(Extracted data entries)
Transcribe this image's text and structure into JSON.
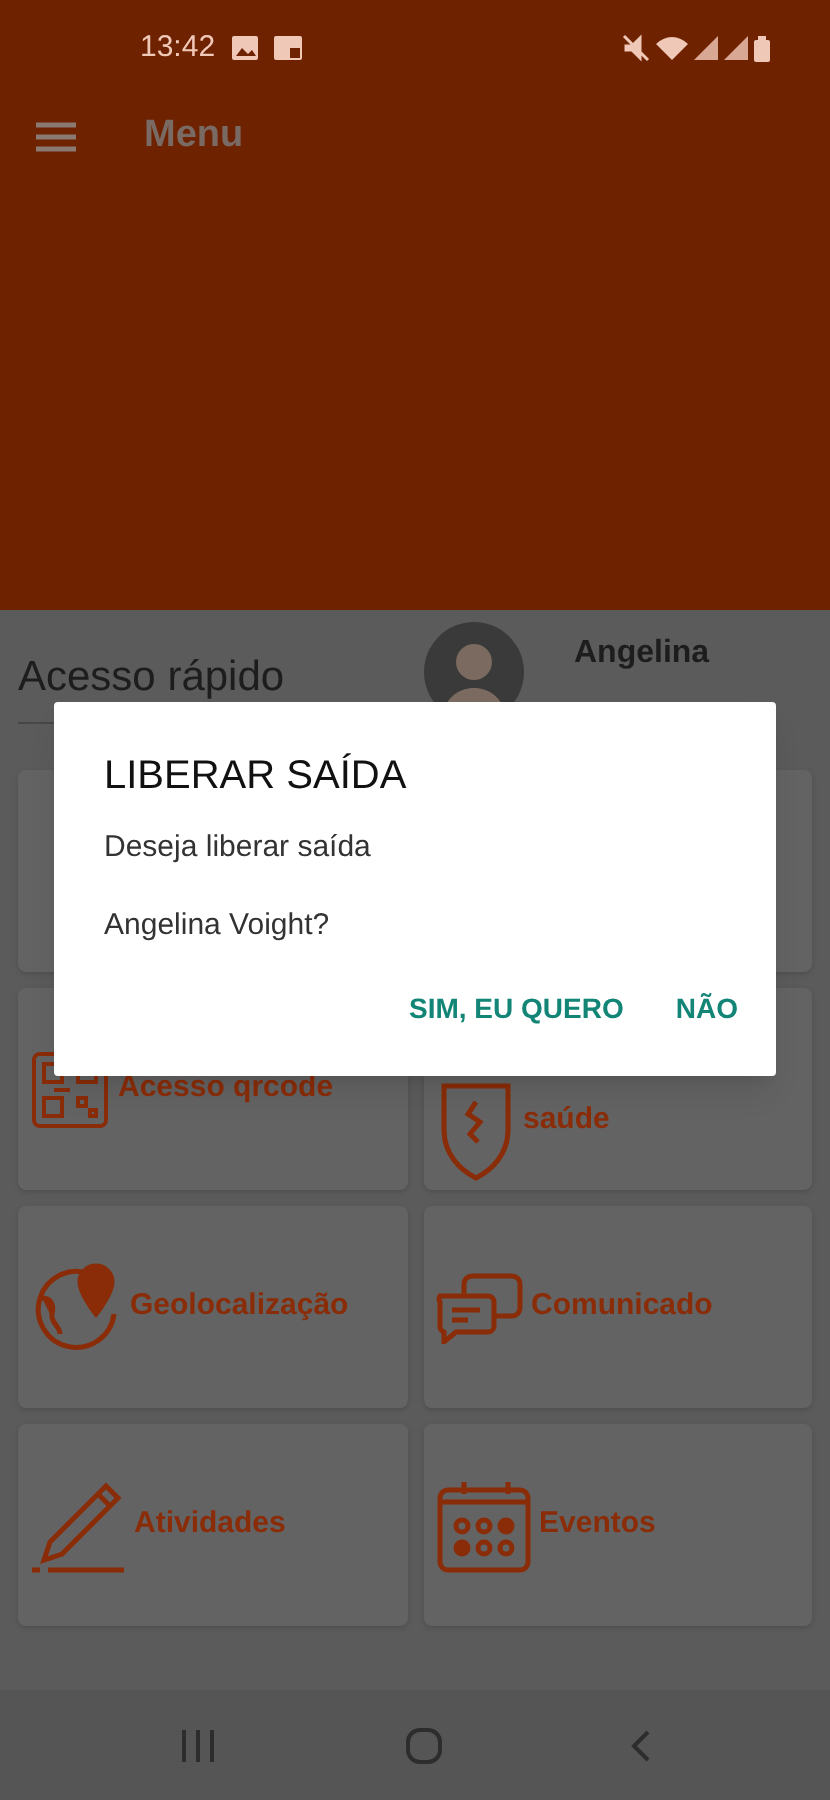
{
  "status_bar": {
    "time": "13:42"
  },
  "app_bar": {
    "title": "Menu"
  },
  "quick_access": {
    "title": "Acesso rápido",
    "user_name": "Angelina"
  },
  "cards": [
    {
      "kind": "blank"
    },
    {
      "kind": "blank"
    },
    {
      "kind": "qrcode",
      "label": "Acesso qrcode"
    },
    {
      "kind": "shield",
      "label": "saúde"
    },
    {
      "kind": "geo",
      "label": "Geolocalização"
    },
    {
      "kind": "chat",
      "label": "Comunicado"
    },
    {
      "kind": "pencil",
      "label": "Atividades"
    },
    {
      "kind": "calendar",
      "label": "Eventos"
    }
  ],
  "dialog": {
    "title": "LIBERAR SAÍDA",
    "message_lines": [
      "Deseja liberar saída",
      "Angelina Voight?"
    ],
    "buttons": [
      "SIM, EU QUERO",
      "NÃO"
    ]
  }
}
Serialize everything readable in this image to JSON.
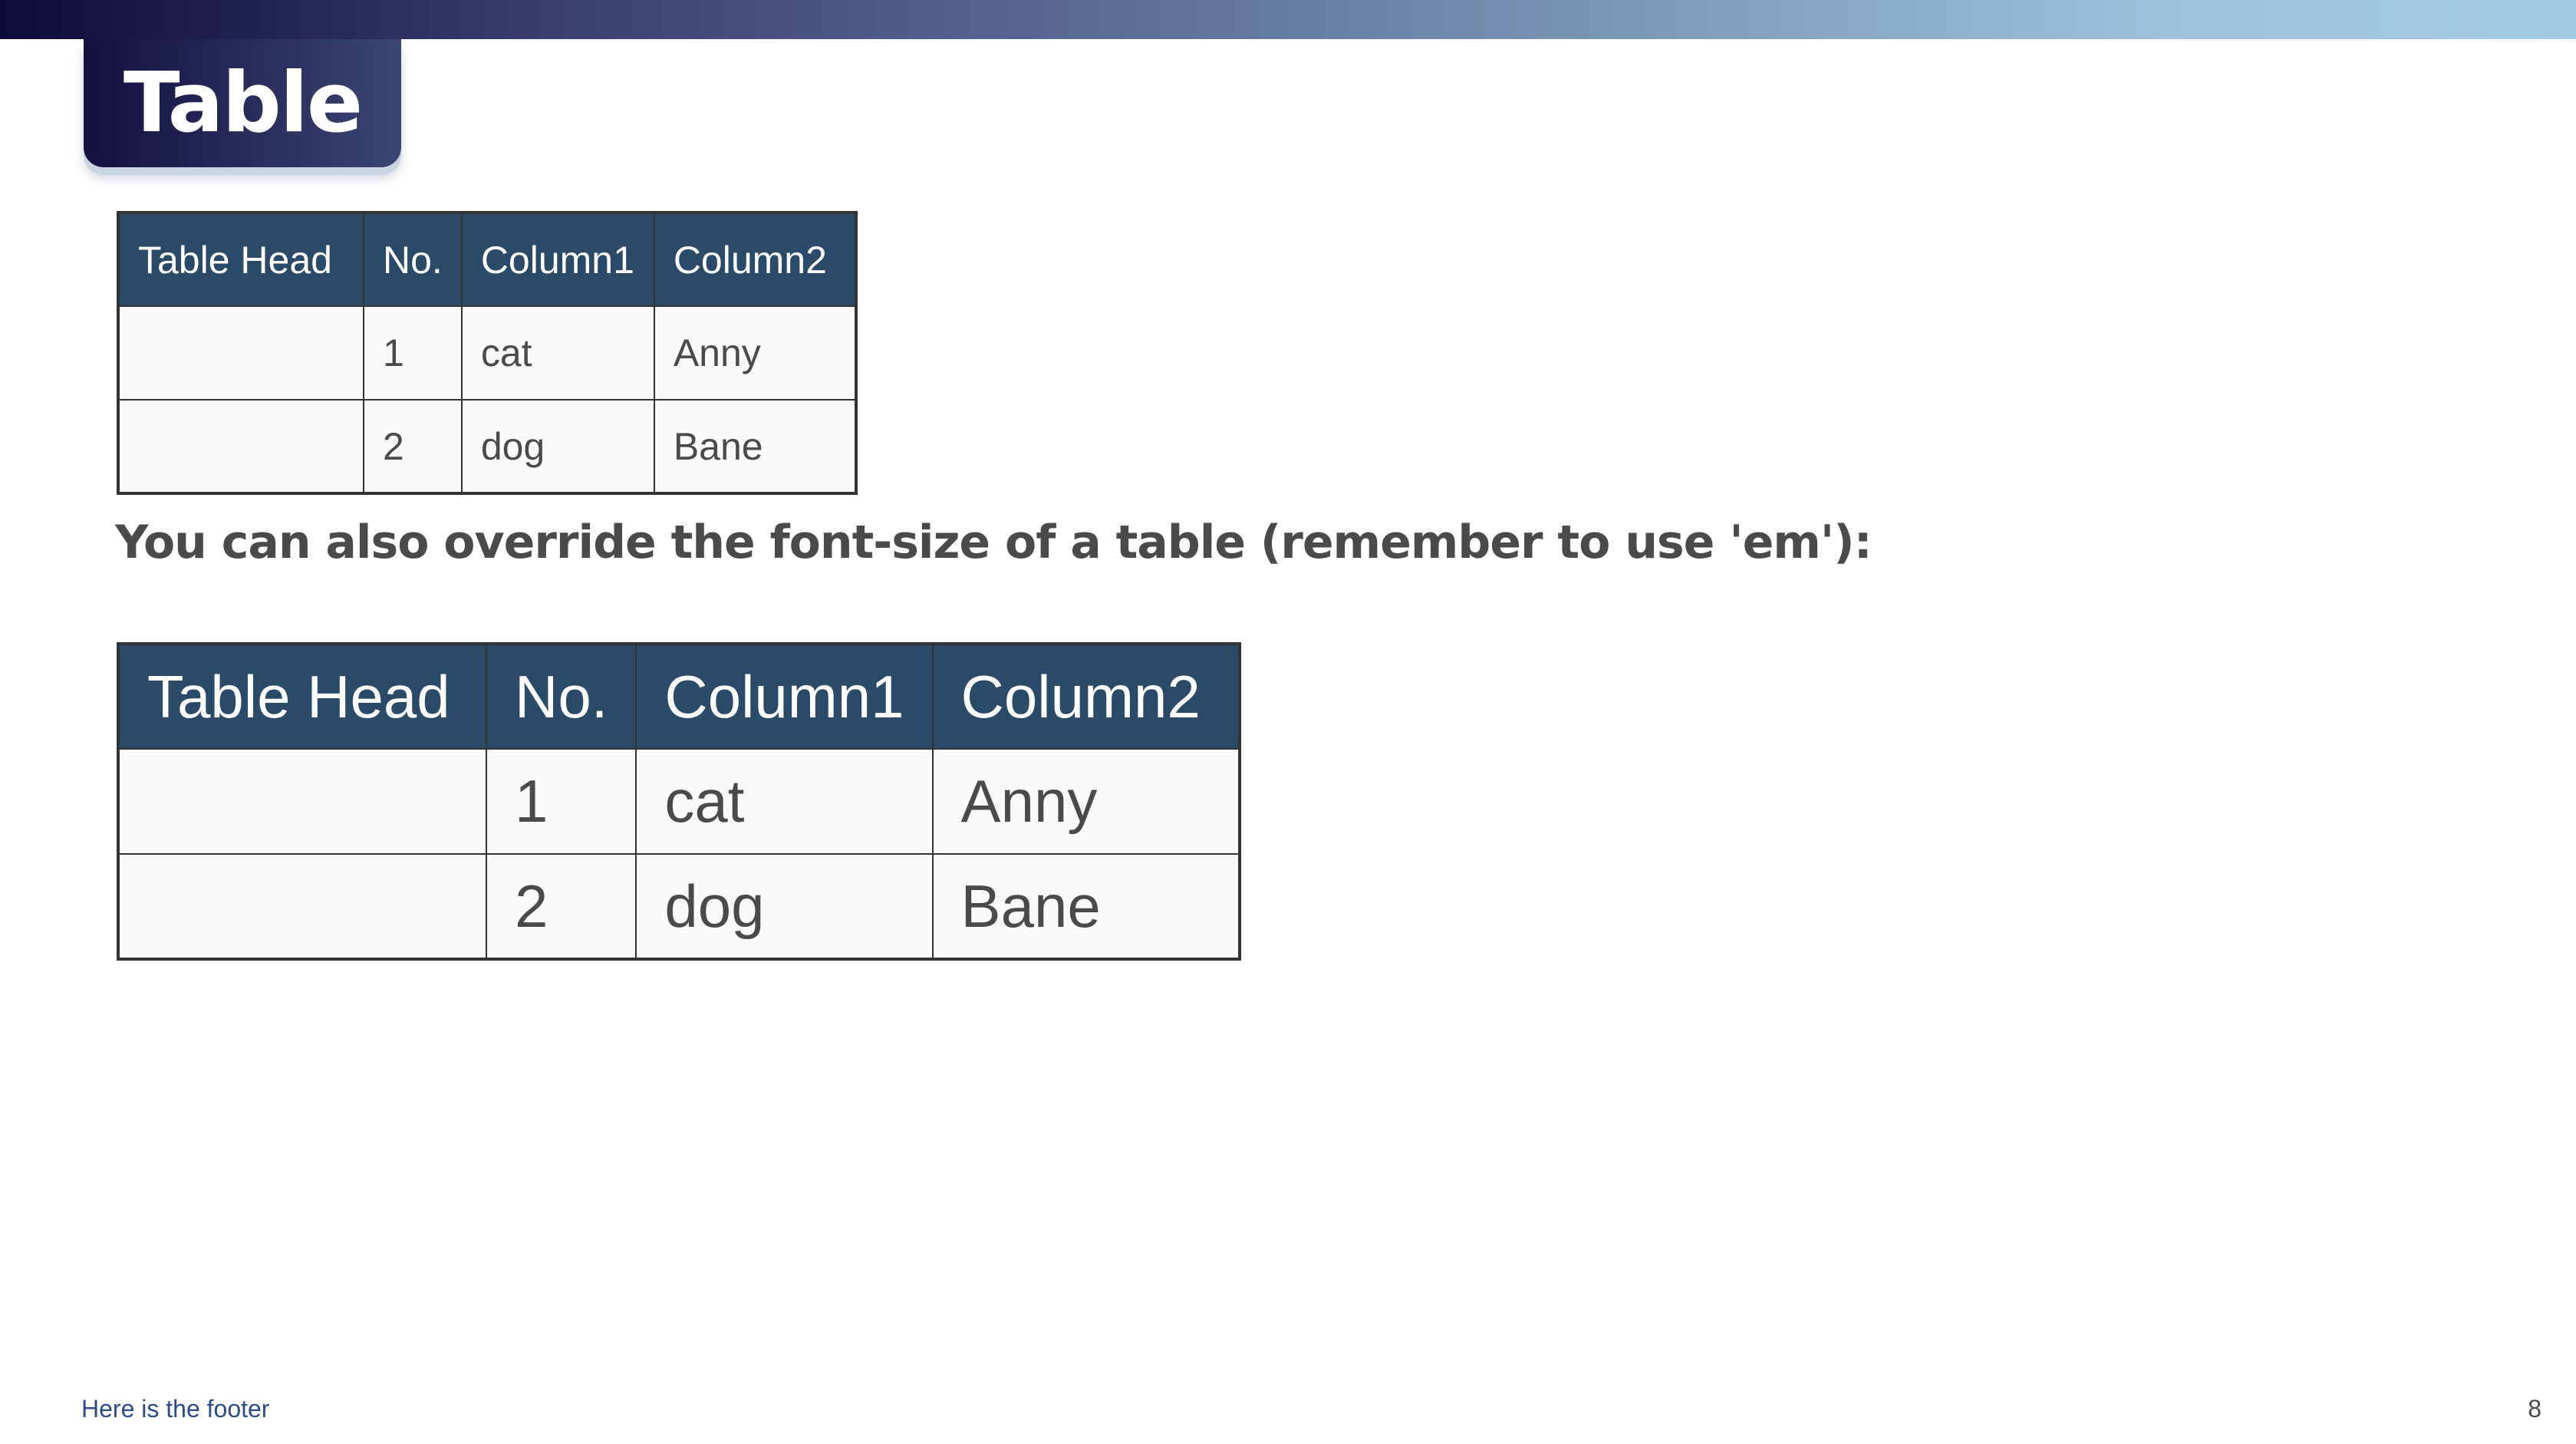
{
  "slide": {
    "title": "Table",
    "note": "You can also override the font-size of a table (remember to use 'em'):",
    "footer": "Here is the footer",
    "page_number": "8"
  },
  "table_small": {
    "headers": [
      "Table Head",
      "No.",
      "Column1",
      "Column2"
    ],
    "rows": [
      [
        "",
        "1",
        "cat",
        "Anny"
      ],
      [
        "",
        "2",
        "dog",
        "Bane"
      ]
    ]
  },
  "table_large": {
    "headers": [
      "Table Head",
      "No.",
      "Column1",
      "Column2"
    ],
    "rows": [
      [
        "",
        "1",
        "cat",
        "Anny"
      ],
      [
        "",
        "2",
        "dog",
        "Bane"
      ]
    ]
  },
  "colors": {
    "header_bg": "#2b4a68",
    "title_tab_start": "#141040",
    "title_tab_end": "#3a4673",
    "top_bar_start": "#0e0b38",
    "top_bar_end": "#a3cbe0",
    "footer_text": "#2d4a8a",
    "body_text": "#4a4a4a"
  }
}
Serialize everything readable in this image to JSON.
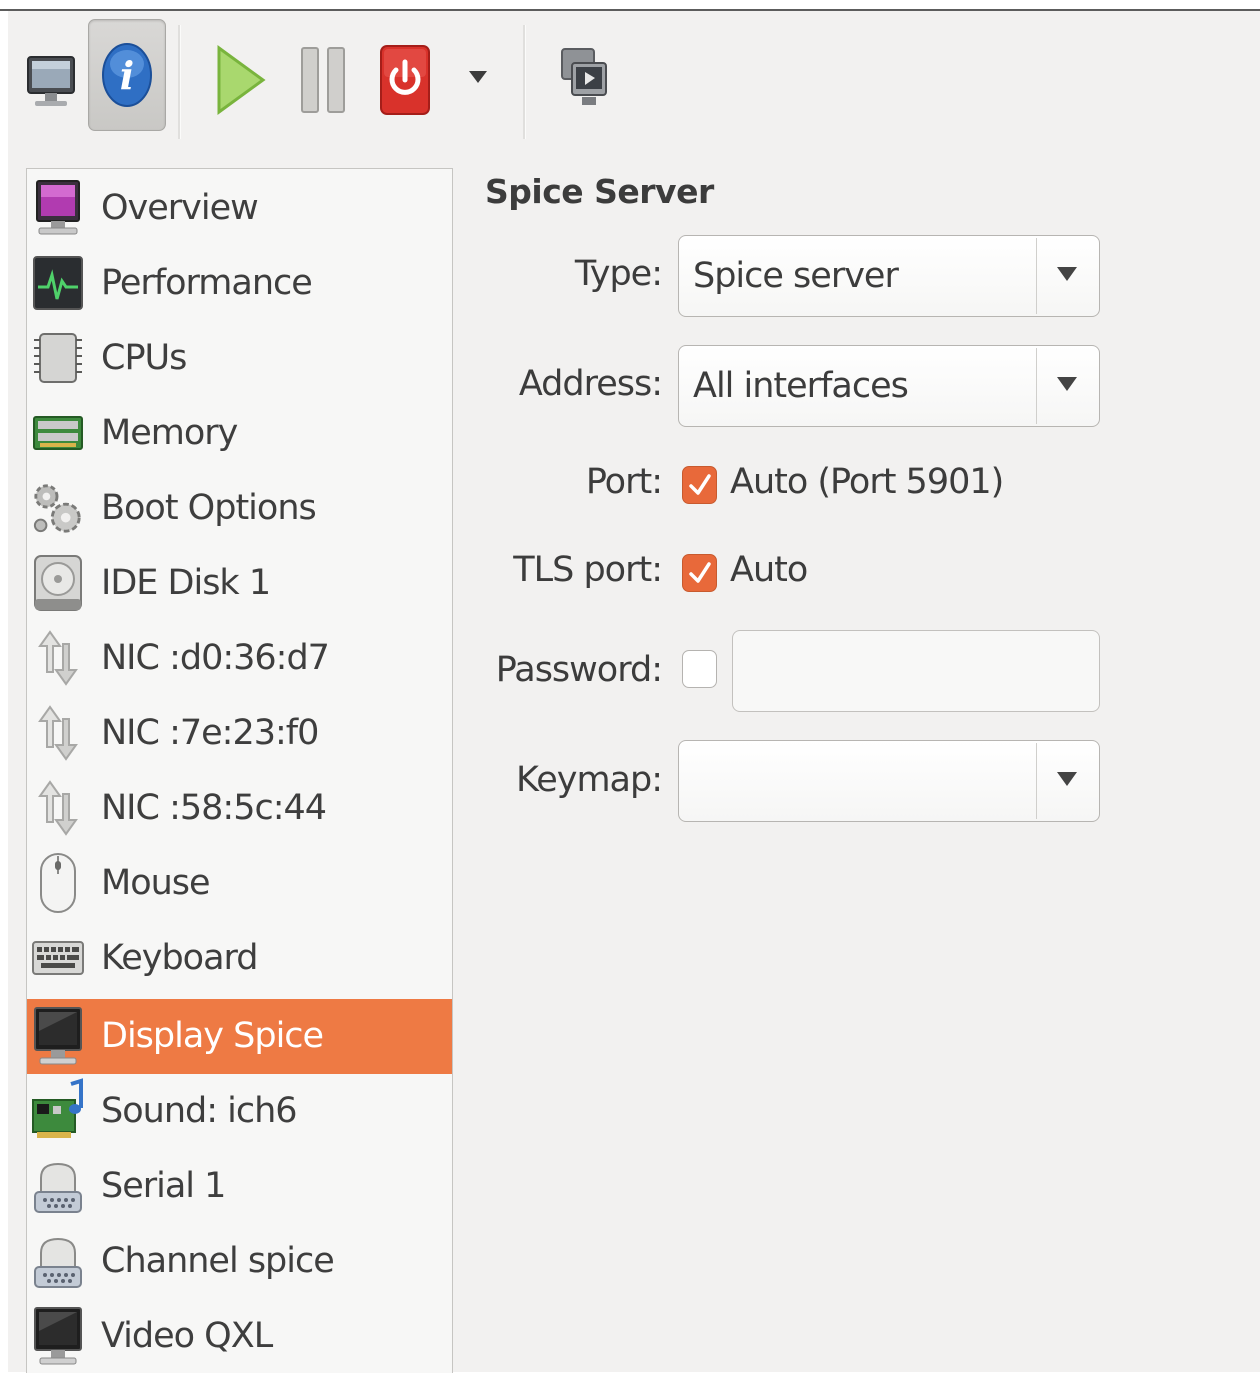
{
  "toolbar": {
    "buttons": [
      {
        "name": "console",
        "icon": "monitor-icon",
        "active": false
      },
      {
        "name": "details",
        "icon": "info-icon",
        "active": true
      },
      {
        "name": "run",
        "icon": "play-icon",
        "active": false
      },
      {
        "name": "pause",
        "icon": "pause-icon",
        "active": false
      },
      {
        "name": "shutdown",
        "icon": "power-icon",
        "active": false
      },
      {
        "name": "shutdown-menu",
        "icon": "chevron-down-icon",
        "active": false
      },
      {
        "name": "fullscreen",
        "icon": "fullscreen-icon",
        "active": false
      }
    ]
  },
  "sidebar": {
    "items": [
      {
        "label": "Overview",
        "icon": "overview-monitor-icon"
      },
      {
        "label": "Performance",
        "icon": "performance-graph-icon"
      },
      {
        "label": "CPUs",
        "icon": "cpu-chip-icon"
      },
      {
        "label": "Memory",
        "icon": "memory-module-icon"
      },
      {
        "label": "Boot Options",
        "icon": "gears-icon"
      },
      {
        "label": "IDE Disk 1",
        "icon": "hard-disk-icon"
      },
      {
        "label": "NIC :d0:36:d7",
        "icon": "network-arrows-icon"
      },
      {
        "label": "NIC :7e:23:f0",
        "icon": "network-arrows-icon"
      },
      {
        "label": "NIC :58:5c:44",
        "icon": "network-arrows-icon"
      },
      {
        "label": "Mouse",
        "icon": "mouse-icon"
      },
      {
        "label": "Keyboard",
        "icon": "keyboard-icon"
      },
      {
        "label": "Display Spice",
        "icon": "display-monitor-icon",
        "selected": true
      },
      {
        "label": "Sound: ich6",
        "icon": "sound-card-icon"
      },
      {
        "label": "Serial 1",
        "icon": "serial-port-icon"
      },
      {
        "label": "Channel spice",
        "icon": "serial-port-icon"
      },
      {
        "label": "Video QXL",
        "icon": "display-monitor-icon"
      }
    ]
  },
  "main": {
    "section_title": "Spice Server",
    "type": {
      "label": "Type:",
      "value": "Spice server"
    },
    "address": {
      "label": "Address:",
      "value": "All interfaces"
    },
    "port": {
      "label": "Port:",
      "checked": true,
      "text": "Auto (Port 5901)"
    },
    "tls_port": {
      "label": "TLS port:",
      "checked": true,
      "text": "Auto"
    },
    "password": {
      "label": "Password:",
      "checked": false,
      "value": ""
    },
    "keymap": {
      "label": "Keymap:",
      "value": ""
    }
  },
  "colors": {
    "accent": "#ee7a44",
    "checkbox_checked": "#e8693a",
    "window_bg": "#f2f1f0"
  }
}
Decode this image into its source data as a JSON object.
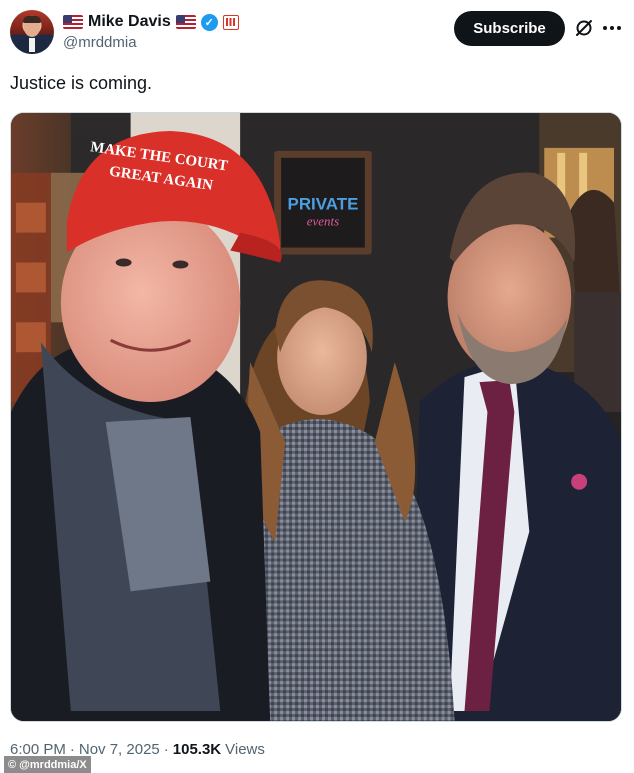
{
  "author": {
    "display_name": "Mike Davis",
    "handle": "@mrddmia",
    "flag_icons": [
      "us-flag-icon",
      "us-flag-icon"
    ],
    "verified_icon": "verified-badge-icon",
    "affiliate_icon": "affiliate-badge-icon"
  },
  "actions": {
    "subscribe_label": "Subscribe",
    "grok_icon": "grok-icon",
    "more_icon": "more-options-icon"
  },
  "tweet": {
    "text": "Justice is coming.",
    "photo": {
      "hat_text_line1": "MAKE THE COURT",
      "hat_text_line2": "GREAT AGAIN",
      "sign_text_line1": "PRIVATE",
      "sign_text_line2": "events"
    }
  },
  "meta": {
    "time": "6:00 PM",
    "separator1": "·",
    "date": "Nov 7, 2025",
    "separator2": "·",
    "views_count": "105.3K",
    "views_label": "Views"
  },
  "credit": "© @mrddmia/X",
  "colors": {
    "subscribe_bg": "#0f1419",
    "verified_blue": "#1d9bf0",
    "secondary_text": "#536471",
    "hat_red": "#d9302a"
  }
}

__TASK DETAILS__. Write down every line of the data above that includes the string "this".

__WRITTEN SOLUTION__.
Transcribe this image's text and structure into JSON.
Serialize everything readable in this image to JSON.
Serialize everything readable in this image to JSON.
Decode this image into its source data as a JSON object.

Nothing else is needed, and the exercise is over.